* [Exercise prompt]:
What follows is a set of records, each of which is to be written out exactly.

--------------------------------------------------

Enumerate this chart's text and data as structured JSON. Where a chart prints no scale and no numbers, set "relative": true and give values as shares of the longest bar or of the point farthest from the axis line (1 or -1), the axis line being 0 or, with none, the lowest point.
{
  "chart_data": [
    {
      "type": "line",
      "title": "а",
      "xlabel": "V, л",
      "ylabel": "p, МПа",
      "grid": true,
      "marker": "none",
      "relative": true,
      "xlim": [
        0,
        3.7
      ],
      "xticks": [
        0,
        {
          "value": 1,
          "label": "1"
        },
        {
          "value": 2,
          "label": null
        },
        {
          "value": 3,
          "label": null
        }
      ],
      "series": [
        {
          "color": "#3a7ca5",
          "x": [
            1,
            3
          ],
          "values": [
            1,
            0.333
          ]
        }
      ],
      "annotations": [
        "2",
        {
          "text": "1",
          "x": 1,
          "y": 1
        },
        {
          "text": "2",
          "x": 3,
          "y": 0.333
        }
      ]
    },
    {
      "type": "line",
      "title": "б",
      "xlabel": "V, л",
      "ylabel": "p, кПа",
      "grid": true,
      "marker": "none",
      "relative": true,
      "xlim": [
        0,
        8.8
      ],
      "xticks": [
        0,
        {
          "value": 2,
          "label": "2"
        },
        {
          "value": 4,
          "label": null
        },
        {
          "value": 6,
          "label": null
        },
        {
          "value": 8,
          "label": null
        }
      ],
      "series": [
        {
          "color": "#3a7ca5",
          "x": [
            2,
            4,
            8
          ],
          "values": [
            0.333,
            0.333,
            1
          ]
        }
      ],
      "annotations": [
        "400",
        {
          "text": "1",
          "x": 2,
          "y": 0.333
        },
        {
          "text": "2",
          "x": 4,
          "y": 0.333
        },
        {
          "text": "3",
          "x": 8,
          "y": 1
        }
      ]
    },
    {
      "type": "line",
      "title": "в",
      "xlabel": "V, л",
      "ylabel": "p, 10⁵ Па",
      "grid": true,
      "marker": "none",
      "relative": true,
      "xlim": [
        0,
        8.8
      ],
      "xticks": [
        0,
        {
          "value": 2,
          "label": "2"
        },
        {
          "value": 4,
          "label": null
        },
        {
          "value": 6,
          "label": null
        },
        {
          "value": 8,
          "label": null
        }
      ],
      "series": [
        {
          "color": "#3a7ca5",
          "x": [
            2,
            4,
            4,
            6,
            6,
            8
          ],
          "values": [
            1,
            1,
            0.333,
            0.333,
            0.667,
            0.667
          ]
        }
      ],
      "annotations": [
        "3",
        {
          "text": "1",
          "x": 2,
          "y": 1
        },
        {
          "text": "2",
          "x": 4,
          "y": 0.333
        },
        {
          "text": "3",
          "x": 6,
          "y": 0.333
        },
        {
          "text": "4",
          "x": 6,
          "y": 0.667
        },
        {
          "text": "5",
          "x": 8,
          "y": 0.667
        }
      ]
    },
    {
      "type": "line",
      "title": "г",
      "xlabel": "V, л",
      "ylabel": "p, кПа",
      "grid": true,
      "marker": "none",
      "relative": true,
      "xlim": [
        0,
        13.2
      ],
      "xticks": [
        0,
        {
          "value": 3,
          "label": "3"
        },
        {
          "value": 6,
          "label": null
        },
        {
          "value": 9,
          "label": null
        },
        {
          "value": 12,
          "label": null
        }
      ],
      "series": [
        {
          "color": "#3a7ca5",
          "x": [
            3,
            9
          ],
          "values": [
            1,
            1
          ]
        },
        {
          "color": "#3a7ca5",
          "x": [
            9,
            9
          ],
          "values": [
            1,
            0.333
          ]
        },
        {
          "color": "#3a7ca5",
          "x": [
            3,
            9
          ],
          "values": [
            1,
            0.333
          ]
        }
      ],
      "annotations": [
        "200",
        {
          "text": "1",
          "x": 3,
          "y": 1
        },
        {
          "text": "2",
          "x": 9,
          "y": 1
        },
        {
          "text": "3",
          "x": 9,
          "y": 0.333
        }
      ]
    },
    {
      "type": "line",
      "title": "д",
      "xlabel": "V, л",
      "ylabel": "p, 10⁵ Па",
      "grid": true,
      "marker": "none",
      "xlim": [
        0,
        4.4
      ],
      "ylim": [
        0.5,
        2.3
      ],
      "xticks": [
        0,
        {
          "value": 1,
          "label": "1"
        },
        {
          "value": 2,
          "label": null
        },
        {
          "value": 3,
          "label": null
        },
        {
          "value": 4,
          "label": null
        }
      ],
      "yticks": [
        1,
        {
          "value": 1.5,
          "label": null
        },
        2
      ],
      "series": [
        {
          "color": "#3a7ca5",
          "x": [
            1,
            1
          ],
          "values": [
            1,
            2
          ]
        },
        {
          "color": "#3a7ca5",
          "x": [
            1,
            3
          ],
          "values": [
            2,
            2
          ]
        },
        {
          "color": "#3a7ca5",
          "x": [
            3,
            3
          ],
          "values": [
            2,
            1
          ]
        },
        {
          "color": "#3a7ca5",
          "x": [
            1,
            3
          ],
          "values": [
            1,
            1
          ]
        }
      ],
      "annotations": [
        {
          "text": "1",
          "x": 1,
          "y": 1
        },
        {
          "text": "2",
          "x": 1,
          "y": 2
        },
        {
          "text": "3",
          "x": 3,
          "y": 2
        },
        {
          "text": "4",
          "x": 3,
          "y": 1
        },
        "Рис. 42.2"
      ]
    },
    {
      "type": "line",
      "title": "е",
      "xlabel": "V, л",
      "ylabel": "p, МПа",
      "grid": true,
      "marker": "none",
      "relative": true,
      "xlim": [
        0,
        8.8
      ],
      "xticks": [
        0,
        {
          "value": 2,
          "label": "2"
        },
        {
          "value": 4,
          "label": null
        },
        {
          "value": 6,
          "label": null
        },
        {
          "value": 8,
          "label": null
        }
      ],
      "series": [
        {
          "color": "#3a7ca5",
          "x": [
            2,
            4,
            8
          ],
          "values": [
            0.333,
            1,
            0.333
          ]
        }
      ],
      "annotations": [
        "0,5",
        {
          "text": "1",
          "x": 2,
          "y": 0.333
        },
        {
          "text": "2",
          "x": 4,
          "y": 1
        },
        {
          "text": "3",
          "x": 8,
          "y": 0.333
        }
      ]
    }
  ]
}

--------------------------------------------------

* [Finished task]:
Enumerate this chart's text and data as structured JSON. Where a chart prints no scale and no numbers, set "relative": true and give values as shares of the longest bar or of the point farthest from the axis line (1 or -1), the axis line being 0 or, with none, the lowest point.
{
  "chart_data": [
    {
      "type": "line",
      "title": "а",
      "xlabel": "V, л",
      "ylabel": "p, МПа",
      "grid": true,
      "marker": "none",
      "relative": true,
      "xlim": [
        0,
        3.7
      ],
      "xticks": [
        0,
        {
          "value": 1,
          "label": "1"
        },
        {
          "value": 2,
          "label": null
        },
        {
          "value": 3,
          "label": null
        }
      ],
      "series": [
        {
          "color": "#3a7ca5",
          "x": [
            1,
            3
          ],
          "values": [
            1,
            0.333
          ]
        }
      ],
      "annotations": [
        "2",
        {
          "text": "1",
          "x": 1,
          "y": 1
        },
        {
          "text": "2",
          "x": 3,
          "y": 0.333
        }
      ]
    },
    {
      "type": "line",
      "title": "б",
      "xlabel": "V, л",
      "ylabel": "p, кПа",
      "grid": true,
      "marker": "none",
      "relative": true,
      "xlim": [
        0,
        8.8
      ],
      "xticks": [
        0,
        {
          "value": 2,
          "label": "2"
        },
        {
          "value": 4,
          "label": null
        },
        {
          "value": 6,
          "label": null
        },
        {
          "value": 8,
          "label": null
        }
      ],
      "series": [
        {
          "color": "#3a7ca5",
          "x": [
            2,
            4,
            8
          ],
          "values": [
            0.333,
            0.333,
            1
          ]
        }
      ],
      "annotations": [
        "400",
        {
          "text": "1",
          "x": 2,
          "y": 0.333
        },
        {
          "text": "2",
          "x": 4,
          "y": 0.333
        },
        {
          "text": "3",
          "x": 8,
          "y": 1
        }
      ]
    },
    {
      "type": "line",
      "title": "в",
      "xlabel": "V, л",
      "ylabel": "p, 10⁵ Па",
      "grid": true,
      "marker": "none",
      "relative": true,
      "xlim": [
        0,
        8.8
      ],
      "xticks": [
        0,
        {
          "value": 2,
          "label": "2"
        },
        {
          "value": 4,
          "label": null
        },
        {
          "value": 6,
          "label": null
        },
        {
          "value": 8,
          "label": null
        }
      ],
      "series": [
        {
          "color": "#3a7ca5",
          "x": [
            2,
            4,
            4,
            6,
            6,
            8
          ],
          "values": [
            1,
            1,
            0.333,
            0.333,
            0.667,
            0.667
          ]
        }
      ],
      "annotations": [
        "3",
        {
          "text": "1",
          "x": 2,
          "y": 1
        },
        {
          "text": "2",
          "x": 4,
          "y": 0.333
        },
        {
          "text": "3",
          "x": 6,
          "y": 0.333
        },
        {
          "text": "4",
          "x": 6,
          "y": 0.667
        },
        {
          "text": "5",
          "x": 8,
          "y": 0.667
        }
      ]
    },
    {
      "type": "line",
      "title": "г",
      "xlabel": "V, л",
      "ylabel": "p, кПа",
      "grid": true,
      "marker": "none",
      "relative": true,
      "xlim": [
        0,
        13.2
      ],
      "xticks": [
        0,
        {
          "value": 3,
          "label": "3"
        },
        {
          "value": 6,
          "label": null
        },
        {
          "value": 9,
          "label": null
        },
        {
          "value": 12,
          "label": null
        }
      ],
      "series": [
        {
          "color": "#3a7ca5",
          "x": [
            3,
            9
          ],
          "values": [
            1,
            1
          ]
        },
        {
          "color": "#3a7ca5",
          "x": [
            9,
            9
          ],
          "values": [
            1,
            0.333
          ]
        },
        {
          "color": "#3a7ca5",
          "x": [
            3,
            9
          ],
          "values": [
            1,
            0.333
          ]
        }
      ],
      "annotations": [
        "200",
        {
          "text": "1",
          "x": 3,
          "y": 1
        },
        {
          "text": "2",
          "x": 9,
          "y": 1
        },
        {
          "text": "3",
          "x": 9,
          "y": 0.333
        }
      ]
    },
    {
      "type": "line",
      "title": "д",
      "xlabel": "V, л",
      "ylabel": "p, 10⁵ Па",
      "grid": true,
      "marker": "none",
      "xlim": [
        0,
        4.4
      ],
      "ylim": [
        0.5,
        2.3
      ],
      "xticks": [
        0,
        {
          "value": 1,
          "label": "1"
        },
        {
          "value": 2,
          "label": null
        },
        {
          "value": 3,
          "label": null
        },
        {
          "value": 4,
          "label": null
        }
      ],
      "yticks": [
        1,
        {
          "value": 1.5,
          "label": null
        },
        2
      ],
      "series": [
        {
          "color": "#3a7ca5",
          "x": [
            1,
            1
          ],
          "values": [
            1,
            2
          ]
        },
        {
          "color": "#3a7ca5",
          "x": [
            1,
            3
          ],
          "values": [
            2,
            2
          ]
        },
        {
          "color": "#3a7ca5",
          "x": [
            3,
            3
          ],
          "values": [
            2,
            1
          ]
        },
        {
          "color": "#3a7ca5",
          "x": [
            1,
            3
          ],
          "values": [
            1,
            1
          ]
        }
      ],
      "annotations": [
        {
          "text": "1",
          "x": 1,
          "y": 1
        },
        {
          "text": "2",
          "x": 1,
          "y": 2
        },
        {
          "text": "3",
          "x": 3,
          "y": 2
        },
        {
          "text": "4",
          "x": 3,
          "y": 1
        },
        "Рис. 42.2"
      ]
    },
    {
      "type": "line",
      "title": "е",
      "xlabel": "V, л",
      "ylabel": "p, МПа",
      "grid": true,
      "marker": "none",
      "relative": true,
      "xlim": [
        0,
        8.8
      ],
      "xticks": [
        0,
        {
          "value": 2,
          "label": "2"
        },
        {
          "value": 4,
          "label": null
        },
        {
          "value": 6,
          "label": null
        },
        {
          "value": 8,
          "label": null
        }
      ],
      "series": [
        {
          "color": "#3a7ca5",
          "x": [
            2,
            4,
            8
          ],
          "values": [
            0.333,
            1,
            0.333
          ]
        }
      ],
      "annotations": [
        "0,5",
        {
          "text": "1",
          "x": 2,
          "y": 0.333
        },
        {
          "text": "2",
          "x": 4,
          "y": 1
        },
        {
          "text": "3",
          "x": 8,
          "y": 0.333
        }
      ]
    }
  ]
}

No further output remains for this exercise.